Data for the task
[Start]
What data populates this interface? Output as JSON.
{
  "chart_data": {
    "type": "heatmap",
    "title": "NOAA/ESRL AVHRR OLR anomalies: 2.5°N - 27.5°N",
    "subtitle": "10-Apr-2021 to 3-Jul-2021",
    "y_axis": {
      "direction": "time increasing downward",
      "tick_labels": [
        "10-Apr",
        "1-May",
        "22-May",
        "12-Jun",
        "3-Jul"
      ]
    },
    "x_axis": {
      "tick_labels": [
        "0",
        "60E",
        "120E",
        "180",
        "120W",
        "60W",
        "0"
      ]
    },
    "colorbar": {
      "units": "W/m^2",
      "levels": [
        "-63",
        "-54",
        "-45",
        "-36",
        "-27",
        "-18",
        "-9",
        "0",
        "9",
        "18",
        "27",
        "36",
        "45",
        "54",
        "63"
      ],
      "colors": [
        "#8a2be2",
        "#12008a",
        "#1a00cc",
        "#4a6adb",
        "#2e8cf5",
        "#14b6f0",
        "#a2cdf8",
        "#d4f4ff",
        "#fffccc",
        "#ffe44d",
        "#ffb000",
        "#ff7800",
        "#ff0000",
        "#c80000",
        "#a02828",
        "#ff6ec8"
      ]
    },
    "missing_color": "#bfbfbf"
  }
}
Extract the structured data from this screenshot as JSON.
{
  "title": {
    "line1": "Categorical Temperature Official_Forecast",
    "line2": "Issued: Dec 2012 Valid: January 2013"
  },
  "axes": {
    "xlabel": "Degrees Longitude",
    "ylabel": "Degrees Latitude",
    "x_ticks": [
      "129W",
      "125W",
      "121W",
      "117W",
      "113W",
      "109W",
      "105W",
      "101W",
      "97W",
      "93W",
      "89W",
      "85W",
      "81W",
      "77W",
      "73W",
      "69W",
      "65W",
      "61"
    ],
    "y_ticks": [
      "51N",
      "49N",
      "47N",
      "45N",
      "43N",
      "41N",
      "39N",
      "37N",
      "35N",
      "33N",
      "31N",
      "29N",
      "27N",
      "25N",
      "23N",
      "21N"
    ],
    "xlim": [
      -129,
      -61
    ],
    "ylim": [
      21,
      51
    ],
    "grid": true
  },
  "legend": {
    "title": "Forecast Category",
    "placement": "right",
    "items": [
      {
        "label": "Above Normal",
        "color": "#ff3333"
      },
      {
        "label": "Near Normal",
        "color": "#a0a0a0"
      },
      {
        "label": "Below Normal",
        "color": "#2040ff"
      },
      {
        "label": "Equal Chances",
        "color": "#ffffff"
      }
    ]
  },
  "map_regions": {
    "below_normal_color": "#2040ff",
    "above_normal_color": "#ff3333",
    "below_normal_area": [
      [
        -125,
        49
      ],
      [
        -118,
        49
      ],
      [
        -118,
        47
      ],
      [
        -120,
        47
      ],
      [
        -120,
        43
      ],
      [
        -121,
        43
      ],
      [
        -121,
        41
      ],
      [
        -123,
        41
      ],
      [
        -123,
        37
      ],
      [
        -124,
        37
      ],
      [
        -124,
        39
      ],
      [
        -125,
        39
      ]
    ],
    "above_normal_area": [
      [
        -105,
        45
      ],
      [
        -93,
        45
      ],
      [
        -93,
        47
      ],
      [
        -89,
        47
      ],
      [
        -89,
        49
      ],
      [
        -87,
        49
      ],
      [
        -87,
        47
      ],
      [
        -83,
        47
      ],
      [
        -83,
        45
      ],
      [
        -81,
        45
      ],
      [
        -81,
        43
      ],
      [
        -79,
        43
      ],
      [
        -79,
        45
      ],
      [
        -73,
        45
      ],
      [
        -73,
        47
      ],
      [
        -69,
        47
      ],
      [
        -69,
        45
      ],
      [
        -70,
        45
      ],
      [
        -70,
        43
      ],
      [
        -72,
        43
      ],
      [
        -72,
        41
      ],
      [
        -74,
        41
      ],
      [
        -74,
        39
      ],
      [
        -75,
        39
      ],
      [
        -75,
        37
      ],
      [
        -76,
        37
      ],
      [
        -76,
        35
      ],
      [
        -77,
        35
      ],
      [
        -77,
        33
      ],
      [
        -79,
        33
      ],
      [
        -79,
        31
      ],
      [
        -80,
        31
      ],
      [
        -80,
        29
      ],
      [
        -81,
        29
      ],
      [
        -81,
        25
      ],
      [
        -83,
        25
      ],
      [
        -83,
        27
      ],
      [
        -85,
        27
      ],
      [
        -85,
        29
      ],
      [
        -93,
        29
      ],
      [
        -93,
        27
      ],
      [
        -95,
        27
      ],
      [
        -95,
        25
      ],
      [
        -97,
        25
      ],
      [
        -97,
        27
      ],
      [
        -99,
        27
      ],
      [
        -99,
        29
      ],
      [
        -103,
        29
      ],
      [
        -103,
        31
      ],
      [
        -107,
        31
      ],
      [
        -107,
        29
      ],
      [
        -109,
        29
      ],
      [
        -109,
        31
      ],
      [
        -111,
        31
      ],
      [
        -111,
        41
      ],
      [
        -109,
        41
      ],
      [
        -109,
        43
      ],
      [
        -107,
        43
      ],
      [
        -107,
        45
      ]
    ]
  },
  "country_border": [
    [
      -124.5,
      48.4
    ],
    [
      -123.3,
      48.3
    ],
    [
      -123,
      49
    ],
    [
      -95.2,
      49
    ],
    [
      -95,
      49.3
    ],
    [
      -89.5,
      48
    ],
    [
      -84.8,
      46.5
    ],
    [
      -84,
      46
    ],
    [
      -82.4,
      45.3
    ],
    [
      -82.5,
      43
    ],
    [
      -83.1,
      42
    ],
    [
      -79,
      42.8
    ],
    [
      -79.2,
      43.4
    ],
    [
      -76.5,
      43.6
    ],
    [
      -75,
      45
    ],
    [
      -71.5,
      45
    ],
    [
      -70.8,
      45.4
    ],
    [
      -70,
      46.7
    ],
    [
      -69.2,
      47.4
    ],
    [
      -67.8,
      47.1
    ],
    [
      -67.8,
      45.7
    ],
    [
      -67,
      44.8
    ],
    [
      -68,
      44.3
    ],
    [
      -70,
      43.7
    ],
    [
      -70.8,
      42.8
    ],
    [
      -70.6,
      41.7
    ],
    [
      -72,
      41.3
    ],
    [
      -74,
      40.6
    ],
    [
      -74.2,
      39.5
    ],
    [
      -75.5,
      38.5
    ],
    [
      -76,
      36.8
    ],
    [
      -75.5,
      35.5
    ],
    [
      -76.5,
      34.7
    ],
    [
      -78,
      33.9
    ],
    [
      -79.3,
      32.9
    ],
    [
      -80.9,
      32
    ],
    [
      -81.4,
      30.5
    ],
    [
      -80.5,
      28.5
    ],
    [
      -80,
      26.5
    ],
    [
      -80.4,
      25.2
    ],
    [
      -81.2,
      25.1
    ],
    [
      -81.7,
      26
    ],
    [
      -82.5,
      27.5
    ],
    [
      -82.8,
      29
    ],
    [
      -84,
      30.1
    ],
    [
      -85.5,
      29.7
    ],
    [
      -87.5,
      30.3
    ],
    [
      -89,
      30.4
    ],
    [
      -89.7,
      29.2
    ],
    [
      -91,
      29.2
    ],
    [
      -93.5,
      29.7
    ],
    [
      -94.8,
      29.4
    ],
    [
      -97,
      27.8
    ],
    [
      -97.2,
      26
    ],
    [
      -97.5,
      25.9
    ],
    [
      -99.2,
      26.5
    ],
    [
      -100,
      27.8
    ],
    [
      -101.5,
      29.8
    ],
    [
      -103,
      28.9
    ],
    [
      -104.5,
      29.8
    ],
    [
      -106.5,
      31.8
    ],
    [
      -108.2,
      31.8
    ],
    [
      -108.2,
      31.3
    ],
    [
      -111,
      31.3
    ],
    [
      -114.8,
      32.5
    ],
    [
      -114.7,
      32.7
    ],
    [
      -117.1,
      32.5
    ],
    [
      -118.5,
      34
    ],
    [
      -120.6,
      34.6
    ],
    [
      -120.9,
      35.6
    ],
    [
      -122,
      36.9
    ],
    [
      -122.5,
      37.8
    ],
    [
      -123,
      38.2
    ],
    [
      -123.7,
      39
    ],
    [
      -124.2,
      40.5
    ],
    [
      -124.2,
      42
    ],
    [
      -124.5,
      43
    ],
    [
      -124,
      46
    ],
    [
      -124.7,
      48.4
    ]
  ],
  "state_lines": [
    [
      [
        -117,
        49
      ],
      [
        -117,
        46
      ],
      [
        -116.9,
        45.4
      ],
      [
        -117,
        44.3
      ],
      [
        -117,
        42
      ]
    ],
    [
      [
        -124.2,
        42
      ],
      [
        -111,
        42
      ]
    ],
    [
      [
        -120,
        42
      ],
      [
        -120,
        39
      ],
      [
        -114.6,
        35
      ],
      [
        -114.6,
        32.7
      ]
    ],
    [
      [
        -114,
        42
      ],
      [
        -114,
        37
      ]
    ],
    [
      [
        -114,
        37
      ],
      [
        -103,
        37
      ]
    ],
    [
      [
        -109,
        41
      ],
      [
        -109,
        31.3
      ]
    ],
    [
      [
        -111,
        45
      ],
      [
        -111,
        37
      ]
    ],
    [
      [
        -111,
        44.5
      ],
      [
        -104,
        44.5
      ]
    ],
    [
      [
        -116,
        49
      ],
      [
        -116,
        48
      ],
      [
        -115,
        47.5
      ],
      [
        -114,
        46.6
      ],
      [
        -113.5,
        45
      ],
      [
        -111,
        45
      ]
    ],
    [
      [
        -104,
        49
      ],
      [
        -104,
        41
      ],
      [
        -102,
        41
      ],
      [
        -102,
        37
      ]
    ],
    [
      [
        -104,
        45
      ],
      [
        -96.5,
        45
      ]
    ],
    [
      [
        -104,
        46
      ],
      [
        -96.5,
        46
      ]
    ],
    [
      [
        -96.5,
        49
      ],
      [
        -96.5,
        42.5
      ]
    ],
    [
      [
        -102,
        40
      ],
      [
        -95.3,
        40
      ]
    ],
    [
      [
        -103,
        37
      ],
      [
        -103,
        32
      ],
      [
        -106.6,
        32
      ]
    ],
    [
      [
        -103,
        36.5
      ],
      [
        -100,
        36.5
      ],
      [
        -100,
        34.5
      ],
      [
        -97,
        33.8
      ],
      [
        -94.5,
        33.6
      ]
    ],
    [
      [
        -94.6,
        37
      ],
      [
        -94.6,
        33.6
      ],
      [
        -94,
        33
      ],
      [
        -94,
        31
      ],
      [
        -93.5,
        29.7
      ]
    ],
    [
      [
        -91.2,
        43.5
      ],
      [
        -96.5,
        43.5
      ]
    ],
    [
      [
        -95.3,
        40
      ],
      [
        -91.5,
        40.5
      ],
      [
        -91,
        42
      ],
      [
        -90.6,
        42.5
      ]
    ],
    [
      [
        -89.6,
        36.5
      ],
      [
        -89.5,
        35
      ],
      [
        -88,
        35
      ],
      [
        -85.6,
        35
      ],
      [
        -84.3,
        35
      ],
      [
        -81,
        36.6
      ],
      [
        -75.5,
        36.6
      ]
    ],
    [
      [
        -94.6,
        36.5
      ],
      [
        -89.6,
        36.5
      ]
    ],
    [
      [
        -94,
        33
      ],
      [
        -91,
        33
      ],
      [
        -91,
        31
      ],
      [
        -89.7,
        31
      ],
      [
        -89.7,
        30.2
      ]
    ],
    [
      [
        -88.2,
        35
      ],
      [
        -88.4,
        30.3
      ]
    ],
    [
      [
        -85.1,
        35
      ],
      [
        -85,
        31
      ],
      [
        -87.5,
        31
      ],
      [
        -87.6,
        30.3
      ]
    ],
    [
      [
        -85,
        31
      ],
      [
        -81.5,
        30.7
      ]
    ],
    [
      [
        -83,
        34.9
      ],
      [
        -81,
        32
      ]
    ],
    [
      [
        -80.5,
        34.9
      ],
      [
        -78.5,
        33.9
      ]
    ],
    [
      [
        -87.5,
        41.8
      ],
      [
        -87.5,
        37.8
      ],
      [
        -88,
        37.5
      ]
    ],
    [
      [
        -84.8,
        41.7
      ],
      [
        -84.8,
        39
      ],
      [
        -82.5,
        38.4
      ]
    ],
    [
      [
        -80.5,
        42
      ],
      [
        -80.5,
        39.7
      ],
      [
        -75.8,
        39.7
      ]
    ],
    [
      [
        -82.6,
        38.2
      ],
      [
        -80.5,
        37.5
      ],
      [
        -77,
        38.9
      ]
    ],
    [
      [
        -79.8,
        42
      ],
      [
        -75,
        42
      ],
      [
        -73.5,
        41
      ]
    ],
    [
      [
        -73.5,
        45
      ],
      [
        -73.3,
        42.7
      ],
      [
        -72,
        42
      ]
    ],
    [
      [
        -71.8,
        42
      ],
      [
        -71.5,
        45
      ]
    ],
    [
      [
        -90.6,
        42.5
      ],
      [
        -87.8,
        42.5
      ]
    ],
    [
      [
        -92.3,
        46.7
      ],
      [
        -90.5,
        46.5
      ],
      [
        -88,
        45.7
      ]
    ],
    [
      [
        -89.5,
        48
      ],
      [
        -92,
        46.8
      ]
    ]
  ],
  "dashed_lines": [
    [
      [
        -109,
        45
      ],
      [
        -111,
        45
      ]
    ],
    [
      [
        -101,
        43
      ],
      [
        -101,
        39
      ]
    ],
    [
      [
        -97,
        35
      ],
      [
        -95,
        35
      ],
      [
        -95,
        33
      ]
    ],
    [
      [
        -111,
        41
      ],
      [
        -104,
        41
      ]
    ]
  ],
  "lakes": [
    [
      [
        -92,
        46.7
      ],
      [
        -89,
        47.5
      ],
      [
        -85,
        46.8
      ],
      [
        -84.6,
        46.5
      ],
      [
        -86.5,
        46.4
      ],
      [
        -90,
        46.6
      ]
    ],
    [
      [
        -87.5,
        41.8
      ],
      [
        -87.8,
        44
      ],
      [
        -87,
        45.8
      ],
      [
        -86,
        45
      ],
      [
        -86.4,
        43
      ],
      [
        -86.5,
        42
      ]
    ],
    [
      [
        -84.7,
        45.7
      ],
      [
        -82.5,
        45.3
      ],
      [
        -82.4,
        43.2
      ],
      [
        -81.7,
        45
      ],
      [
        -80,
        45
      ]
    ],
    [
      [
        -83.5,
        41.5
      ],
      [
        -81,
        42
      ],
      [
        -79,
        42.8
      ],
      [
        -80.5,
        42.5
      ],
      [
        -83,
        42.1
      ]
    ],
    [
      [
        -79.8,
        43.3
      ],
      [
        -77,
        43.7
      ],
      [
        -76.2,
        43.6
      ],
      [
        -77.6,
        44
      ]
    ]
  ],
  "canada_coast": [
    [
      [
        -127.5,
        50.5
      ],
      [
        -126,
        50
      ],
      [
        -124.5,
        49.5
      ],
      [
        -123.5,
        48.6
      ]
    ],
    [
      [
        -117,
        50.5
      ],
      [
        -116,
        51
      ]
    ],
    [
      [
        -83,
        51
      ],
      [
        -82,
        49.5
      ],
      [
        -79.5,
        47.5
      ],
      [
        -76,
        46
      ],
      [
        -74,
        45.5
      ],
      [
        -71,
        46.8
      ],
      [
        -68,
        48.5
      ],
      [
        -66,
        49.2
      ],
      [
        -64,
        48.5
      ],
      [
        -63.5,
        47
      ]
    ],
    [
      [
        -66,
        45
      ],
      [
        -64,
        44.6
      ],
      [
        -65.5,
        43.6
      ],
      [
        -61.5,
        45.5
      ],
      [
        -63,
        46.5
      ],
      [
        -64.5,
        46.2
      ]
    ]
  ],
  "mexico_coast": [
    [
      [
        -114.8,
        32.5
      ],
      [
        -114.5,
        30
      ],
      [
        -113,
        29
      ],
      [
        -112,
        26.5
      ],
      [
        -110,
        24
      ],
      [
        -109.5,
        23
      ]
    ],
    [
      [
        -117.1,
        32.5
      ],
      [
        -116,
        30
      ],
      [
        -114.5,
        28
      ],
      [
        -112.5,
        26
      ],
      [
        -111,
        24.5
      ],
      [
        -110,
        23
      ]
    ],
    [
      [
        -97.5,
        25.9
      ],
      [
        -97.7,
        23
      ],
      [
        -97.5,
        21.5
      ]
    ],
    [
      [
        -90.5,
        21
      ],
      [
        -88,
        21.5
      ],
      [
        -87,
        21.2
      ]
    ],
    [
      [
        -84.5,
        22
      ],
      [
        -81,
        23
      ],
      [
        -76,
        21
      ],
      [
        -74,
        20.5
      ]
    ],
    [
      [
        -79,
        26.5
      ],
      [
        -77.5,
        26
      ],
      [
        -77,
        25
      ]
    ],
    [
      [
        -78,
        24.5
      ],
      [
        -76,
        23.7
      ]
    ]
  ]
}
[End]
Respond with the number of lines containing "Degrees" and no additional words.

Result of this exercise
2